Segment Open

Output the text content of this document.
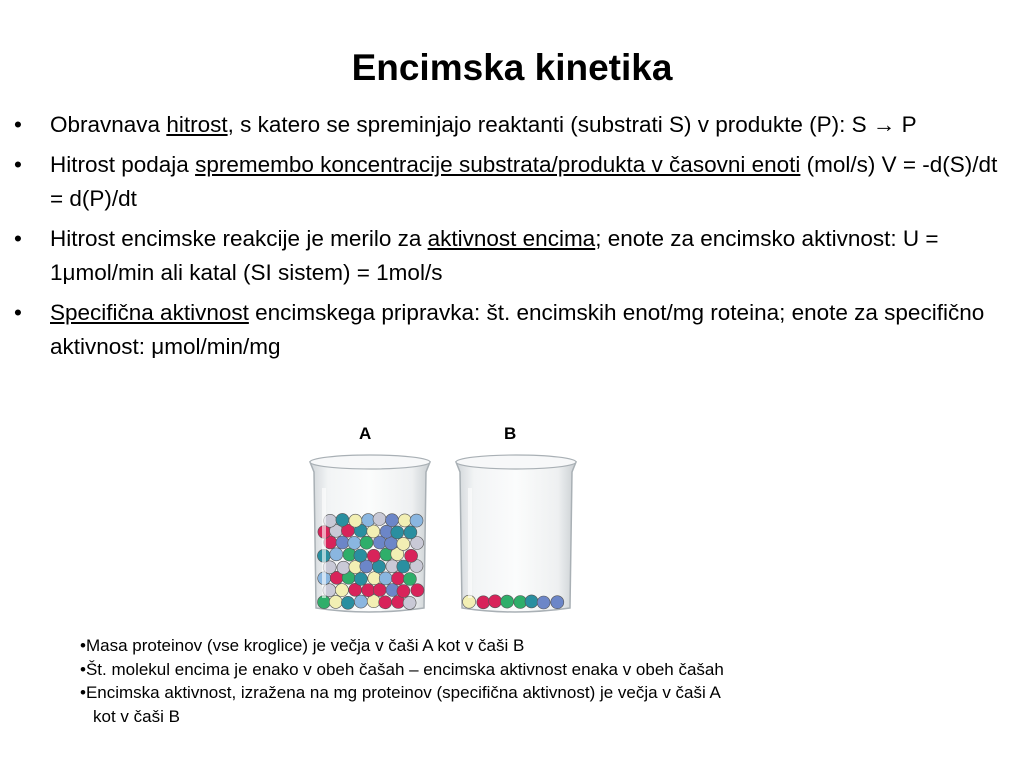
Encimska kinetika
• Obravnava hitrost, s katero se spreminjajo reaktanti (substrati S) v produkte (P): S → P
• Hitrost podaja spremembo koncentracije substrata/produkta v časovni enoti (mol/s) V = -d(S)/dt = d(P)/dt
• Hitrost encimske reakcije je merilo za aktivnost encima; enote za encimsko aktivnost: U = 1μmol/min ali katal (SI sistem) = 1mol/s
• Specifična aktivnost encimskega pripravka: št. encimskih enot/mg roteina; enote za specifično aktivnost: μmol/min/mg
A	B
•Masa proteinov (vse kroglice) je večja v čaši A kot v čaši B
•Št. molekul encima je enako v obeh čašah – encimska aktivnost enaka v obeh čašah
•Encimska aktivnost, izražena na mg proteinov (specifična aktivnost) je večja v čaši A
kot v čaši B
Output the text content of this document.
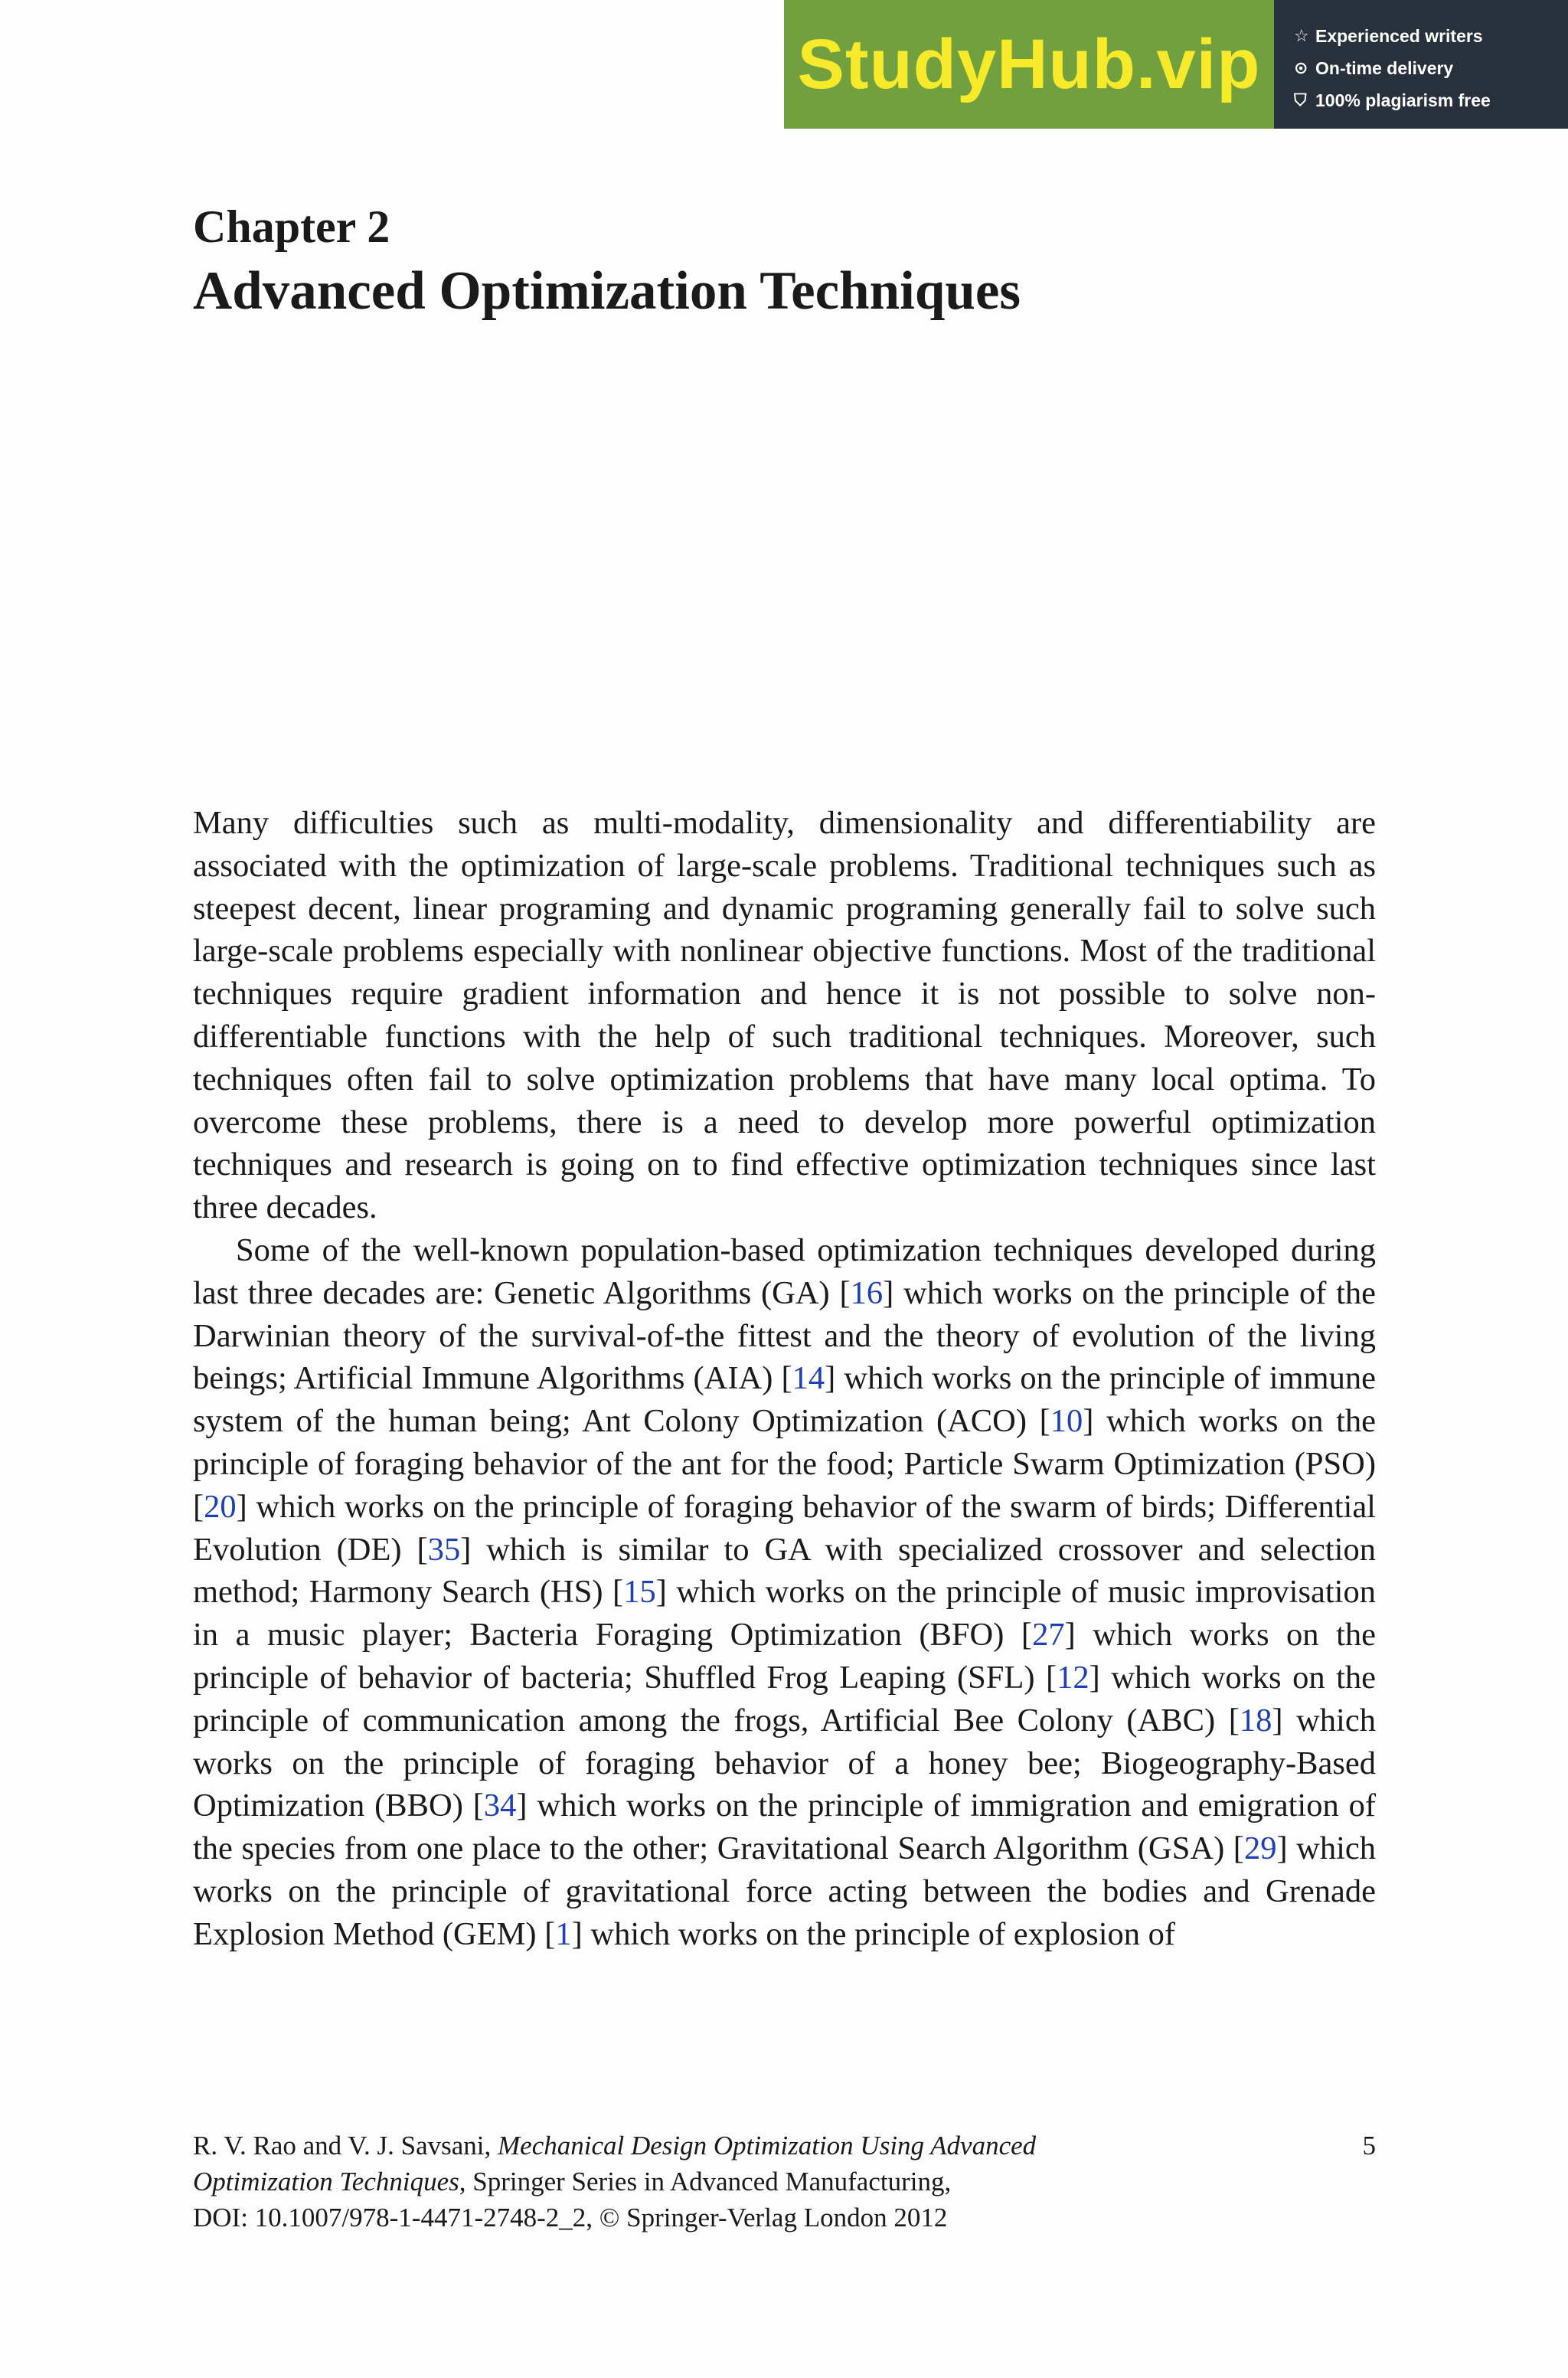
StudyHub.vip	☆ Experienced writers
⊙ On-time delivery
⛉ 100% plagiarism free
Chapter 2
Advanced Optimization Techniques

Many difficulties such as multi-modality, dimensionality and differentiability are associated with the optimization of large-scale problems. Traditional techniques such as steepest decent, linear programing and dynamic programing generally fail to solve such large-scale problems especially with nonlinear objective functions. Most of the traditional techniques require gradient information and hence it is not possible to solve non-differentiable functions with the help of such traditional techniques. Moreover, such techniques often fail to solve optimization problems that have many local optima. To overcome these problems, there is a need to develop more powerful optimization techniques and research is going on to find effective optimization techniques since last three decades.

Some of the well-known population-based optimization techniques developed during last three decades are: Genetic Algorithms (GA) [16] which works on the principle of the Darwinian theory of the survival-of-the fittest and the theory of evolution of the living beings; Artificial Immune Algorithms (AIA) [14] which works on the principle of immune system of the human being; Ant Colony Optimization (ACO) [10] which works on the principle of foraging behavior of the ant for the food; Particle Swarm Optimization (PSO) [20] which works on the principle of foraging behavior of the swarm of birds; Differential Evolution (DE) [35] which is similar to GA with specialized crossover and selection method; Harmony Search (HS) [15] which works on the principle of music improvisation in a music player; Bacteria Foraging Optimization (BFO) [27] which works on the principle of behavior of bacteria; Shuffled Frog Leaping (SFL) [12] which works on the principle of communication among the frogs, Artificial Bee Colony (ABC) [18] which works on the principle of foraging behavior of a honey bee; Biogeography-Based Optimization (BBO) [34] which works on the principle of immigration and emigration of the species from one place to the other; Gravitational Search Algorithm (GSA) [29] which works on the principle of gravitational force acting between the bodies and Grenade Explosion Method (GEM) [1] which works on the principle of explosion of

R. V. Rao and V. J. Savsani, Mechanical Design Optimization Using Advanced
Optimization Techniques, Springer Series in Advanced Manufacturing,
DOI: 10.1007/978-1-4471-2748-2_2, © Springer-Verlag London 2012
5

Segment Closed

Restate every record above word for word, without images.

Output the text content of this document.
Encimska kinetika
• Obravnava hitrost, s katero se spreminjajo reaktanti (substrati S) v produkte (P): S → P
• Hitrost podaja spremembo koncentracije substrata/produkta v časovni enoti (mol/s) V = -d(S)/dt = d(P)/dt
• Hitrost encimske reakcije je merilo za aktivnost encima; enote za encimsko aktivnost: U = 1μmol/min ali katal (SI sistem) = 1mol/s
• Specifična aktivnost encimskega pripravka: št. encimskih enot/mg roteina; enote za specifično aktivnost: μmol/min/mg
A	B
•Masa proteinov (vse kroglice) je večja v čaši A kot v čaši B
•Št. molekul encima je enako v obeh čašah – encimska aktivnost enaka v obeh čašah
•Encimska aktivnost, izražena na mg proteinov (specifična aktivnost) je večja v čaši A
kot v čaši B
Output the text content of this document.
StudyHub.vip	☆ Experienced writers
⊙ On-time delivery
⛉ 100% plagiarism free
Chapter 2
Advanced Optimization Techniques

Many difficulties such as multi-modality, dimensionality and differentiability are associated with the optimization of large-scale problems. Traditional techniques such as steepest decent, linear programing and dynamic programing generally fail to solve such large-scale problems especially with nonlinear objective functions. Most of the traditional techniques require gradient information and hence it is not possible to solve non-differentiable functions with the help of such traditional techniques. Moreover, such techniques often fail to solve optimization problems that have many local optima. To overcome these problems, there is a need to develop more powerful optimization techniques and research is going on to find effective optimization techniques since last three decades.

Some of the well-known population-based optimization techniques developed during last three decades are: Genetic Algorithms (GA) [16] which works on the principle of the Darwinian theory of the survival-of-the fittest and the theory of evolution of the living beings; Artificial Immune Algorithms (AIA) [14] which works on the principle of immune system of the human being; Ant Colony Optimization (ACO) [10] which works on the principle of foraging behavior of the ant for the food; Particle Swarm Optimization (PSO) [20] which works on the principle of foraging behavior of the swarm of birds; Differential Evolution (DE) [35] which is similar to GA with specialized crossover and selection method; Harmony Search (HS) [15] which works on the principle of music improvisation in a music player; Bacteria Foraging Optimization (BFO) [27] which works on the principle of behavior of bacteria; Shuffled Frog Leaping (SFL) [12] which works on the principle of communication among the frogs, Artificial Bee Colony (ABC) [18] which works on the principle of foraging behavior of a honey bee; Biogeography-Based Optimization (BBO) [34] which works on the principle of immigration and emigration of the species from one place to the other; Gravitational Search Algorithm (GSA) [29] which works on the principle of gravitational force acting between the bodies and Grenade Explosion Method (GEM) [1] which works on the principle of explosion of

R. V. Rao and V. J. Savsani, Mechanical Design Optimization Using Advanced
Optimization Techniques, Springer Series in Advanced Manufacturing,
DOI: 10.1007/978-1-4471-2748-2_2, © Springer-Verlag London 2012
5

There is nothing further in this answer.